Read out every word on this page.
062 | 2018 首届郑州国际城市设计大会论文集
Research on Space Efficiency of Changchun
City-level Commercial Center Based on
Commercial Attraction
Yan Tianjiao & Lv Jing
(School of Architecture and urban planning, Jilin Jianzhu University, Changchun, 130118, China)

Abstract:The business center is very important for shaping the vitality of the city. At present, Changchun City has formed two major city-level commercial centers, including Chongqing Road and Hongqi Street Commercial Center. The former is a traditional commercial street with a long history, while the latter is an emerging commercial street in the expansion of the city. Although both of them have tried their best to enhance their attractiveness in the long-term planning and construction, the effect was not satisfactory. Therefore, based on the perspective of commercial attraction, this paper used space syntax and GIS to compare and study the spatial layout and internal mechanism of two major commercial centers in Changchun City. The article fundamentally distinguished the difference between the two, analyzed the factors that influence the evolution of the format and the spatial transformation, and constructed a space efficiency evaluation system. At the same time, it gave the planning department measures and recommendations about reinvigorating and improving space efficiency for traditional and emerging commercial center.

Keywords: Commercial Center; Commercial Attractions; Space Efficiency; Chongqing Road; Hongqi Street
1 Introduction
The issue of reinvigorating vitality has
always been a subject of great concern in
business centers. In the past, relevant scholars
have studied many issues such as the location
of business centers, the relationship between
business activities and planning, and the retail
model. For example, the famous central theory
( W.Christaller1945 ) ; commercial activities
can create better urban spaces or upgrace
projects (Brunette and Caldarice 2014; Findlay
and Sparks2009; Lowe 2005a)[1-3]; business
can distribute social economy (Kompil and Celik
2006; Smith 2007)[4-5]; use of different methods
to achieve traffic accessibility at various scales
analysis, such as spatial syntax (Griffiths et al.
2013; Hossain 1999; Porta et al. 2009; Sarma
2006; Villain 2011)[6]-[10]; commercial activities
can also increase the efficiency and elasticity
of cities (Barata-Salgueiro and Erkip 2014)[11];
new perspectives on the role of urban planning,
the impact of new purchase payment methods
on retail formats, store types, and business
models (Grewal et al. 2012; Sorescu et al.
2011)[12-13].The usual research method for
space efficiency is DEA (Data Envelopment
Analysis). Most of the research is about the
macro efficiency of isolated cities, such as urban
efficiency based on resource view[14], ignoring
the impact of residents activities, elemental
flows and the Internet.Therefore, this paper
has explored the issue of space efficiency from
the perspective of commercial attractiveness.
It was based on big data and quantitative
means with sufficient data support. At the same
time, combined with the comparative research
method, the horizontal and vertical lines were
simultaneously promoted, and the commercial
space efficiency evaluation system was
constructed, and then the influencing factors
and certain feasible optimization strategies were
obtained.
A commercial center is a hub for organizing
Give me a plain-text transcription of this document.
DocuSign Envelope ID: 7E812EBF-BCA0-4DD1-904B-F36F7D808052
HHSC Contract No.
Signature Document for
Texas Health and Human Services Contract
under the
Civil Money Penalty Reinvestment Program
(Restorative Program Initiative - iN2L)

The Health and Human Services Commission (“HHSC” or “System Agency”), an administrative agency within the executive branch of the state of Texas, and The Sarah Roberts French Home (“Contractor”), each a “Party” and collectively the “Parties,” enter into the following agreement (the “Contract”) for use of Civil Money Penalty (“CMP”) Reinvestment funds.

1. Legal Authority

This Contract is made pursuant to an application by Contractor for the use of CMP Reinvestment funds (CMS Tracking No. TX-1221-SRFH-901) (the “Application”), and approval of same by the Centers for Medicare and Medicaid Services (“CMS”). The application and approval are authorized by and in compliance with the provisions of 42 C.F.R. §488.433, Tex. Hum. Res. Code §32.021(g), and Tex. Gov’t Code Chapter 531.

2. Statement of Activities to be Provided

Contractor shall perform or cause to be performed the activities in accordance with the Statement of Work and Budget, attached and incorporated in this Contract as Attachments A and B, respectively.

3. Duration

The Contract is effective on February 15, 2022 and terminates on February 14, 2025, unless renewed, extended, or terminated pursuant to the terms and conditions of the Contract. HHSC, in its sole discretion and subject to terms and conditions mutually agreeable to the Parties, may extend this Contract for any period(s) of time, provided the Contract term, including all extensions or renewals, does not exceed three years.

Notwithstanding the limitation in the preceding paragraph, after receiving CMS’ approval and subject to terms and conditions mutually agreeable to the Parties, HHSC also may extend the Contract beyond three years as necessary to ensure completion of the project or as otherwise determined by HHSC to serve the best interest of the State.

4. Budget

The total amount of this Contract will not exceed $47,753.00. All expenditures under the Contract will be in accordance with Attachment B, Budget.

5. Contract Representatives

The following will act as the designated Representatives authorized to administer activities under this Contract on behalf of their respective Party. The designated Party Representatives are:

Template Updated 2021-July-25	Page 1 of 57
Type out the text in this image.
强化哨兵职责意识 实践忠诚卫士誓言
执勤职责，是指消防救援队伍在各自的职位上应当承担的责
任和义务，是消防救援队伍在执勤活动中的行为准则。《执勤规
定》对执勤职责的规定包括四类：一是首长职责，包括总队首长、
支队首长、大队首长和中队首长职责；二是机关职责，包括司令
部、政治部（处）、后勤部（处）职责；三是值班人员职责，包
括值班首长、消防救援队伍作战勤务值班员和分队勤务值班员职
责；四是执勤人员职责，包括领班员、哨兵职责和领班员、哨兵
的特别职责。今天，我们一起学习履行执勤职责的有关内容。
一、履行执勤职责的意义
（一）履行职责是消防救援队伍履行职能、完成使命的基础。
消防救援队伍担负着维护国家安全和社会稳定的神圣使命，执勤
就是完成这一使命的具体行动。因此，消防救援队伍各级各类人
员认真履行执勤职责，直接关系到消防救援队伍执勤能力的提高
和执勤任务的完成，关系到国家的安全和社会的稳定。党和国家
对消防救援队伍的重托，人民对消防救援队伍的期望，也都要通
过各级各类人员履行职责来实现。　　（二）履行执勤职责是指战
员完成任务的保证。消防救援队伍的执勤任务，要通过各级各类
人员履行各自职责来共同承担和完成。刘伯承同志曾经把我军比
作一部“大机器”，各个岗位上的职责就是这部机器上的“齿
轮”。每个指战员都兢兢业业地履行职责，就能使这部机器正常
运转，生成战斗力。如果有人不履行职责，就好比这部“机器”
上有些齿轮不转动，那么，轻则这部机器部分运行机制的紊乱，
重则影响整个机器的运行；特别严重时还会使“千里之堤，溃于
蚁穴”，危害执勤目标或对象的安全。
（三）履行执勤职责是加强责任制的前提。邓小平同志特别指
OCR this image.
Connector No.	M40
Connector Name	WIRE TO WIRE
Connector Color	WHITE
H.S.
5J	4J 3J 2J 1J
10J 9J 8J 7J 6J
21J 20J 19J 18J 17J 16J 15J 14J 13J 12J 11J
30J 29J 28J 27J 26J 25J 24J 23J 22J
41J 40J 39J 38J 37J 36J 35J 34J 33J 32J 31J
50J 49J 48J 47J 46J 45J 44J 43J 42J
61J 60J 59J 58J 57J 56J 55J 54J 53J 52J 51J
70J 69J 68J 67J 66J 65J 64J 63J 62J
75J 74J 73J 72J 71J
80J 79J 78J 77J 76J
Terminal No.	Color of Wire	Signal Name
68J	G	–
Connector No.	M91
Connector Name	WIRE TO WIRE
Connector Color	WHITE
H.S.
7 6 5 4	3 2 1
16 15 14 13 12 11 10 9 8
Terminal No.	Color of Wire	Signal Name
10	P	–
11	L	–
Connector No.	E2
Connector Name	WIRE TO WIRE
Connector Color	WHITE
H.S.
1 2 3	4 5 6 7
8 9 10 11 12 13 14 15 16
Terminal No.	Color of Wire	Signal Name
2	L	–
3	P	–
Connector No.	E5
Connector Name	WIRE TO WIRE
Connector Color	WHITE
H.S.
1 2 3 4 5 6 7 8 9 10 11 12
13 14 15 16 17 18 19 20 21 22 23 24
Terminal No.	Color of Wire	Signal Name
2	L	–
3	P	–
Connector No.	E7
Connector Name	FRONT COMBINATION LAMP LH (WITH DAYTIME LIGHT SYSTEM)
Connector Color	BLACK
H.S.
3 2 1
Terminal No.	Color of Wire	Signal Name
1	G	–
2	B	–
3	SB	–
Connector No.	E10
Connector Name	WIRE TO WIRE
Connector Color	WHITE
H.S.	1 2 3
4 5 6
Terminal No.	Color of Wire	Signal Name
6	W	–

────────────────

• _Instructions to follow_:
Give the number of lines that carry the word "such", with nothing added.

• _Exercise solution_:
3